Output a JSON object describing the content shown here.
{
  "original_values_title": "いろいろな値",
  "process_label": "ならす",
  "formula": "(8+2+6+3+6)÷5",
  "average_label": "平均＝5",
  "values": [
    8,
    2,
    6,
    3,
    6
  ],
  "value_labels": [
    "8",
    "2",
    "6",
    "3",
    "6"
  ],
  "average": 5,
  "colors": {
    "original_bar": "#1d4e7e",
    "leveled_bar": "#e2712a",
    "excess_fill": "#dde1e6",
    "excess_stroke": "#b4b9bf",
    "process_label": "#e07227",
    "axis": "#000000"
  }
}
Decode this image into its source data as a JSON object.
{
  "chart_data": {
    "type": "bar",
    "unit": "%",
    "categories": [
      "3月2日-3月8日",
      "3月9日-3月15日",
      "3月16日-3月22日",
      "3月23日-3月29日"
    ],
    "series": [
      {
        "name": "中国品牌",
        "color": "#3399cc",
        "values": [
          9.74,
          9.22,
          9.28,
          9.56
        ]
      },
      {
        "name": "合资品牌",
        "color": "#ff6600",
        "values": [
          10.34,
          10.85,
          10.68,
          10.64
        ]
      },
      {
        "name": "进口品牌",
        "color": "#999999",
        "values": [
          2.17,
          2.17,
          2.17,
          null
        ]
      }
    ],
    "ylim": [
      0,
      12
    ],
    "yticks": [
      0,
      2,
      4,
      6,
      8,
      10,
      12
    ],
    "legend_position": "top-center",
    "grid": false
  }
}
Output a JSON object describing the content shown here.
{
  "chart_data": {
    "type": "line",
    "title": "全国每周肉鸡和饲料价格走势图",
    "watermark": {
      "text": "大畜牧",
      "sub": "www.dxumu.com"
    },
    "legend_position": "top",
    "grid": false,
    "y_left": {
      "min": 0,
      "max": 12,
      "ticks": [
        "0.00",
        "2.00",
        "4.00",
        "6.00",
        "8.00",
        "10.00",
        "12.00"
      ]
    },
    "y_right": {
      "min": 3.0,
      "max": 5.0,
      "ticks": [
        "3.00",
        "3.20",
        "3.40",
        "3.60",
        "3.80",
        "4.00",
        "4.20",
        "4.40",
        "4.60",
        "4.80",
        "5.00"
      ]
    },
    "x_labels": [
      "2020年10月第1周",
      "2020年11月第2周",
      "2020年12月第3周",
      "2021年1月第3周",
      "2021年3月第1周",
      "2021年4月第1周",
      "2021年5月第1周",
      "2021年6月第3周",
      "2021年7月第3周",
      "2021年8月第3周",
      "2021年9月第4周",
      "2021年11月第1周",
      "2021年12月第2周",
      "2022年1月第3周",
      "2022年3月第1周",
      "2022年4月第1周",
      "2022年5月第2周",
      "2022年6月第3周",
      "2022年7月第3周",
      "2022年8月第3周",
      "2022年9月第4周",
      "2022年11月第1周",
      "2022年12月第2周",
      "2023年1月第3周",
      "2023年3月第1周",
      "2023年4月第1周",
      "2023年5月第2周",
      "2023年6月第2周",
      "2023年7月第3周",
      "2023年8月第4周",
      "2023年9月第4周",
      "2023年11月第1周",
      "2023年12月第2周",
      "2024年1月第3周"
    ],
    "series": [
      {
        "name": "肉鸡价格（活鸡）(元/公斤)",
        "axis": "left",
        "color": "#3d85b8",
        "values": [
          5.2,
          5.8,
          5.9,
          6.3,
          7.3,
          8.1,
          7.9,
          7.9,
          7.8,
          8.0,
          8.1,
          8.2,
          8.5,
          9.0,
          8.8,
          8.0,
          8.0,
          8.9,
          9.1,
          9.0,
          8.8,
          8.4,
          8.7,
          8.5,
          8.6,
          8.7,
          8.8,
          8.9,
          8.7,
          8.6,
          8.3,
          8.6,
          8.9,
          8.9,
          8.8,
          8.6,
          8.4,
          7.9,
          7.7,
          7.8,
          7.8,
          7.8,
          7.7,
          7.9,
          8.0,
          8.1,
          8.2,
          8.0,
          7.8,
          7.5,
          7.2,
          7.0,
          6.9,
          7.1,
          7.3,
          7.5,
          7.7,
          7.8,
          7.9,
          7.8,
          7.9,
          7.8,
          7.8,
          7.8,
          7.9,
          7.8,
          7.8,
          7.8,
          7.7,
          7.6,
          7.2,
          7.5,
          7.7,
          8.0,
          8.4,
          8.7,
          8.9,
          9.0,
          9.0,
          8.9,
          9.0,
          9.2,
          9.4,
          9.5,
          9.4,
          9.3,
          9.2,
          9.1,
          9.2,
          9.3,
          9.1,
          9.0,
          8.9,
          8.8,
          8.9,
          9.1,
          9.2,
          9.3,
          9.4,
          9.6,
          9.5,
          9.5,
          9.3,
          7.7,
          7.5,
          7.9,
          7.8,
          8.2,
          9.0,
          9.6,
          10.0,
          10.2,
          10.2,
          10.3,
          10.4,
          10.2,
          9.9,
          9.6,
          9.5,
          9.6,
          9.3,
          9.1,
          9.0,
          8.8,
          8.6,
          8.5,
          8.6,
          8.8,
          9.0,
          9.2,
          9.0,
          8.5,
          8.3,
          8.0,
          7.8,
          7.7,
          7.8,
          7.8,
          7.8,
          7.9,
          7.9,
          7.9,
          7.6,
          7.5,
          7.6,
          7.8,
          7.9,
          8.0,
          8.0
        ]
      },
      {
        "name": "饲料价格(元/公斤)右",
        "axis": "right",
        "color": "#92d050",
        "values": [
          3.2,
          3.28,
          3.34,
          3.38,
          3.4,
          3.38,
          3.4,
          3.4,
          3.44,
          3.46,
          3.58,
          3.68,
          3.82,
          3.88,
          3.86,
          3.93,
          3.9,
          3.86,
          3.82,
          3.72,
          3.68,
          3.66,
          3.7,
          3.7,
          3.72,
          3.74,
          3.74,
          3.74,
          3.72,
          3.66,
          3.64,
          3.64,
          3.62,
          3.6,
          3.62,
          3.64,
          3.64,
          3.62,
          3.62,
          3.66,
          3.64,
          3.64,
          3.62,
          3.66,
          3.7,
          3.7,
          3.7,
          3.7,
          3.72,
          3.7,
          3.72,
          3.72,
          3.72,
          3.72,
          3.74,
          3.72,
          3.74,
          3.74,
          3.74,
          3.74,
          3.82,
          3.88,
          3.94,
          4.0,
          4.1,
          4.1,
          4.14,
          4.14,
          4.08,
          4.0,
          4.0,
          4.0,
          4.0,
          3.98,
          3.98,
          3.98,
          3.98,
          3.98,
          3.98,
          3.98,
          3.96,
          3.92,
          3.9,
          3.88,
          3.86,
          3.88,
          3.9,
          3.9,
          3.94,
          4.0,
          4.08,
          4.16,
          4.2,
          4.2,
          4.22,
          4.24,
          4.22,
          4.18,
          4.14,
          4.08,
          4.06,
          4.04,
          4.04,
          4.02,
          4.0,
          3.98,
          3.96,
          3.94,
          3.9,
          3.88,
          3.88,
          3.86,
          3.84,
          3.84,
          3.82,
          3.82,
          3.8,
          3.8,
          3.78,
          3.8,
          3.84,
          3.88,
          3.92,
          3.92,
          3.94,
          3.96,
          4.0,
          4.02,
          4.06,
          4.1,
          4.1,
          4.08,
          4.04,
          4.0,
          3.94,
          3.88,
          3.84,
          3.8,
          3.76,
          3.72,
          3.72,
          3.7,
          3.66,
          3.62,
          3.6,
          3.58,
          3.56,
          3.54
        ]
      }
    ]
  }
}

◇ ◇ ◇ ◇

Exercise aim ->
Where a line of the material above holds the string "name", copy that line.

Expected answer ->
        "name": "中国品牌",
        "name": "合资品牌",
        "name": "进口品牌",
        "name": "肉鸡价格（活鸡）(元/公斤)",
        "name": "饲料价格(元/公斤)右",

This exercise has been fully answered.